• _The task_
Leave out the pictures and copy everything else in the entries exactly.

• _Dataset records_
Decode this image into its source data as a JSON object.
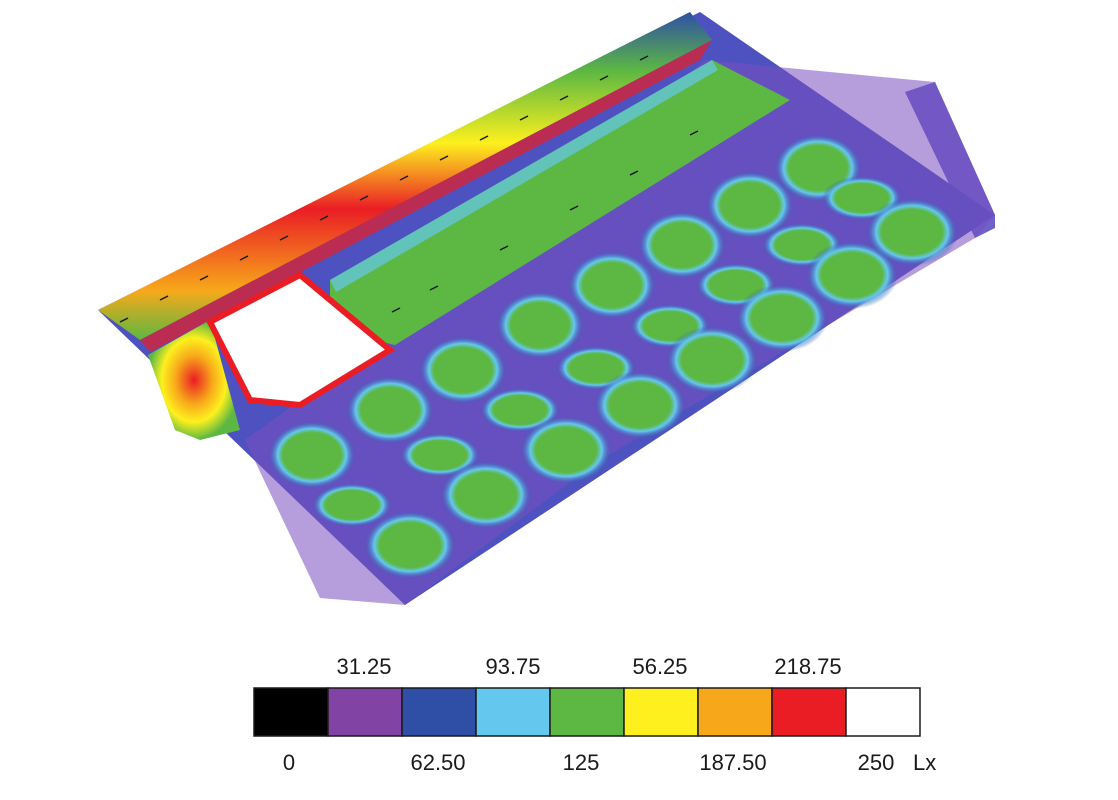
{
  "chart_data": {
    "type": "heatmap",
    "unit": "Lx",
    "color_scale": [
      {
        "color": "#000000"
      },
      {
        "color": "#8244a4"
      },
      {
        "color": "#2f4fa6"
      },
      {
        "color": "#64c8ee"
      },
      {
        "color": "#5cb842"
      },
      {
        "color": "#fdf01e"
      },
      {
        "color": "#f7a81a"
      },
      {
        "color": "#ea1d25"
      },
      {
        "color": "#ffffff"
      }
    ],
    "bottom_labels": [
      "0",
      "62.50",
      "125",
      "187.50",
      "250"
    ],
    "top_labels": [
      "31.25",
      "93.75",
      "56.25",
      "218.75"
    ]
  }
}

• _Written response_
Decode this image into its source data as a JSON object.
{
  "chart_data": {
    "type": "heatmap",
    "unit": "Lx",
    "color_scale": [
      {
        "color": "#000000"
      },
      {
        "color": "#8244a4"
      },
      {
        "color": "#2f4fa6"
      },
      {
        "color": "#64c8ee"
      },
      {
        "color": "#5cb842"
      },
      {
        "color": "#fdf01e"
      },
      {
        "color": "#f7a81a"
      },
      {
        "color": "#ea1d25"
      },
      {
        "color": "#ffffff"
      }
    ],
    "bottom_labels": [
      "0",
      "62.50",
      "125",
      "187.50",
      "250"
    ],
    "top_labels": [
      "31.25",
      "93.75",
      "56.25",
      "218.75"
    ]
  }
}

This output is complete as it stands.